### [Available records]
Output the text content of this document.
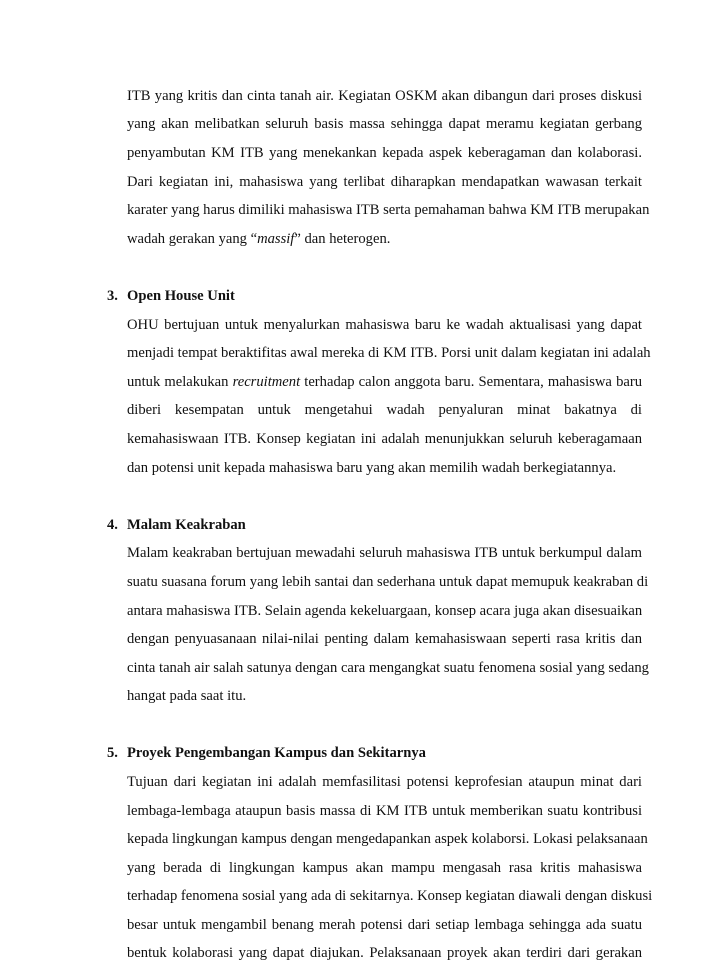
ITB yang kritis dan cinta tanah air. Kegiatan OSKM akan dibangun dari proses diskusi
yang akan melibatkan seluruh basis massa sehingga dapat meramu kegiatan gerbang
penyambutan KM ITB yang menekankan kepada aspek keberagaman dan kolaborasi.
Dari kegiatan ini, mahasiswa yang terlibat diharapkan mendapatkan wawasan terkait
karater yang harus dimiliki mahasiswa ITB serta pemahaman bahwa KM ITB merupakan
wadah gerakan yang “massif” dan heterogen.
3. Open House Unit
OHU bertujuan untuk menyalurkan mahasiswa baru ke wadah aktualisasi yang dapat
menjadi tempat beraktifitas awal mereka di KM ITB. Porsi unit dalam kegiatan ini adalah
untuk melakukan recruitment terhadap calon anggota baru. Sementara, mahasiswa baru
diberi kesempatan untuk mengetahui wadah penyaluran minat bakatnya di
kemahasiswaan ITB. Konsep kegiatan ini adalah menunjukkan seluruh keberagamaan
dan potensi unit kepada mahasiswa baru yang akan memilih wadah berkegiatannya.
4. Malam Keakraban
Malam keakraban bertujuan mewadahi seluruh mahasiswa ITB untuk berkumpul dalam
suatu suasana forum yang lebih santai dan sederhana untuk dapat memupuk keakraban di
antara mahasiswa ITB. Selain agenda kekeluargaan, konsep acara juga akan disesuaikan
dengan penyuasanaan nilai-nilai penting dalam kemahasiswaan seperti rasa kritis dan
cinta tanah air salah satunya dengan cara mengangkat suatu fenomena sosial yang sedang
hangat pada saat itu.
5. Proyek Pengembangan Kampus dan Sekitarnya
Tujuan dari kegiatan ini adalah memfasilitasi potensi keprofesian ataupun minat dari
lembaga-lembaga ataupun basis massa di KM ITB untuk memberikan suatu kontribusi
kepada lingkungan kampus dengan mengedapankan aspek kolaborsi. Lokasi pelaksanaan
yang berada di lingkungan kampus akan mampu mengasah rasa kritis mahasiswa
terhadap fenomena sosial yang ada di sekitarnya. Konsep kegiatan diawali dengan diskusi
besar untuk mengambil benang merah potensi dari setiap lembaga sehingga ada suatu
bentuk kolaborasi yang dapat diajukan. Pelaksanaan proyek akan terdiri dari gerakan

### [Task details]
Print every entry above again without changing a word, and omit the pictures.

### [Exercise answer]
Output the text content of this document.
ITB yang kritis dan cinta tanah air. Kegiatan OSKM akan dibangun dari proses diskusi
yang akan melibatkan seluruh basis massa sehingga dapat meramu kegiatan gerbang
penyambutan KM ITB yang menekankan kepada aspek keberagaman dan kolaborasi.
Dari kegiatan ini, mahasiswa yang terlibat diharapkan mendapatkan wawasan terkait
karater yang harus dimiliki mahasiswa ITB serta pemahaman bahwa KM ITB merupakan
wadah gerakan yang “massif” dan heterogen.
3. Open House Unit
OHU bertujuan untuk menyalurkan mahasiswa baru ke wadah aktualisasi yang dapat
menjadi tempat beraktifitas awal mereka di KM ITB. Porsi unit dalam kegiatan ini adalah
untuk melakukan recruitment terhadap calon anggota baru. Sementara, mahasiswa baru
diberi kesempatan untuk mengetahui wadah penyaluran minat bakatnya di
kemahasiswaan ITB. Konsep kegiatan ini adalah menunjukkan seluruh keberagamaan
dan potensi unit kepada mahasiswa baru yang akan memilih wadah berkegiatannya.
4. Malam Keakraban
Malam keakraban bertujuan mewadahi seluruh mahasiswa ITB untuk berkumpul dalam
suatu suasana forum yang lebih santai dan sederhana untuk dapat memupuk keakraban di
antara mahasiswa ITB. Selain agenda kekeluargaan, konsep acara juga akan disesuaikan
dengan penyuasanaan nilai-nilai penting dalam kemahasiswaan seperti rasa kritis dan
cinta tanah air salah satunya dengan cara mengangkat suatu fenomena sosial yang sedang
hangat pada saat itu.
5. Proyek Pengembangan Kampus dan Sekitarnya
Tujuan dari kegiatan ini adalah memfasilitasi potensi keprofesian ataupun minat dari
lembaga-lembaga ataupun basis massa di KM ITB untuk memberikan suatu kontribusi
kepada lingkungan kampus dengan mengedapankan aspek kolaborsi. Lokasi pelaksanaan
yang berada di lingkungan kampus akan mampu mengasah rasa kritis mahasiswa
terhadap fenomena sosial yang ada di sekitarnya. Konsep kegiatan diawali dengan diskusi
besar untuk mengambil benang merah potensi dari setiap lembaga sehingga ada suatu
bentuk kolaborasi yang dapat diajukan. Pelaksanaan proyek akan terdiri dari gerakan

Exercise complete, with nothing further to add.